EXERCISE SET:
**1.** Summarize the bug report in two sentences.
**2.** Copy the rows from the line with "svg-text:1.43 м²: 1.43" up to and including the line with "svg-text:Спальня: Спальня: [183, 329, 284, 355]".

===== PAGE TEXT

United StatesChange Country, Oracle Worldwide Web Sites Communities I am a... I want to...
Bug ID: JDK-6920977 G1: guarantee(k == probe->klass(),"klass should be in dictionary") fails
JDK-6920977 : G1: guarantee(k == probe->klass(),"klass should be in dictionary") fails

Details
Type:
Bug
Submit Date:
2010-01-28
Status:
Closed
Updated Date:
2012-10-08
Project Name:
JDK
Resolved Date:
2010-03-02
Component:
hotspot
OS:
generic
Sub-Component:
runtime
CPU:
generic
Priority:
P3
Resolution:
Fixed
Affected Versions:
hs17
Fixed Versions:
hs17 (b10)

Related Reports
Backport:
Backport:

Sub Tasks

Description
While testing G1 I hit the following guarantee failure:

Internal Error at loaderConstraints.cpp:500, pid=21053, tid=15 
Error: guarantee(k == probe->klass(),"klass should be in dictionary")

I can reproduce it reasonably easily (within maybe an hour) on my OpenSolaris workstation (intel quadcore) with a solaris / 32-bit / fastdebug build.

                                    

Comments
EVALUATION

I've been looking at this with help from Karen (thanks!) and I've got it to fail with a lot of extra instrumentation. This is what we know so far.

The guarantee fails while the loader constraints table is being verified. Verification is initiated from Universe::verify(), which is called because +VerifyBeforeGC was set. So, the issue is found at the beginning of a G1 pause.

==========
===== DATA SECTION

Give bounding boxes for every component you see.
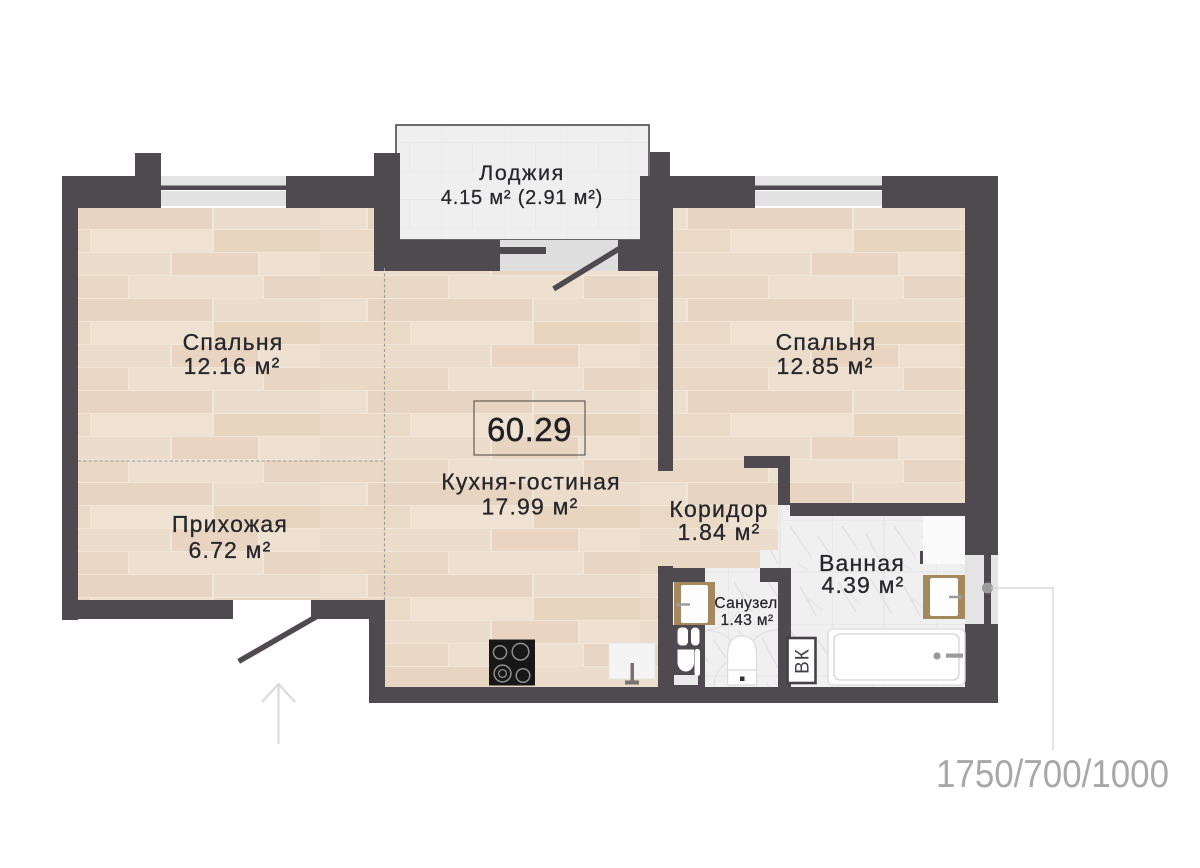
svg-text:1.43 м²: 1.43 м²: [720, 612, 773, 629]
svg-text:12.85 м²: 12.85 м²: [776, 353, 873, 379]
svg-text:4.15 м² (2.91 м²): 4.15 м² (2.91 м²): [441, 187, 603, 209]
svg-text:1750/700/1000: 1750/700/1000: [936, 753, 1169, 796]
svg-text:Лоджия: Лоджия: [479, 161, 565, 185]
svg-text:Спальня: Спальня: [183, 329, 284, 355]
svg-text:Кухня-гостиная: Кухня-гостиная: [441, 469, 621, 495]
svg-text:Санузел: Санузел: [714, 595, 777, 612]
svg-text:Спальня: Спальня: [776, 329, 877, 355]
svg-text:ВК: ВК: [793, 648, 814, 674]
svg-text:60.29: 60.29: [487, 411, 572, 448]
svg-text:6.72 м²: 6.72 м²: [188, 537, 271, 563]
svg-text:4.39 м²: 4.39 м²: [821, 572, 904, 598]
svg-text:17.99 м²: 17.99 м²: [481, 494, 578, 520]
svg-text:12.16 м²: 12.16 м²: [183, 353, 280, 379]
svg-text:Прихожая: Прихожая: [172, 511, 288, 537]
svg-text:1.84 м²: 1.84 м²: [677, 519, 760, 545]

==========

RESPONSES TO THE TASKS:
**1.** Bug JDK-6920977 reports that, while G1 was being tested, the guarantee "klass should be in dictionary" failed at loaderConstraints.cpp:500, and the failure could be reproduced within about an hour on an OpenSolaris quad-core workstation with a Solaris 32-bit fastdebug build. The evaluation found that the failure happens while the loader constraints table is verified through Universe::verify() at the start of a G1 pause because +VerifyBeforeGC was set, and the bug is marked closed and fixed in hs17 (b10).

**2.**
svg-text:1.43 м²: 1.43 м²: [720, 612, 773, 629]
svg-text:12.85 м²: 12.85 м²: [776, 353, 873, 379]
svg-text:4.15 м² (2.91 м²): 4.15 м² (2.91 м²): [441, 187, 603, 209]
svg-text:1750/700/1000: 1750/700/1000: [936, 753, 1169, 796]
svg-text:Лоджия: Лоджия: [479, 161, 565, 185]
svg-text:Спальня: Спальня: [183, 329, 284, 355]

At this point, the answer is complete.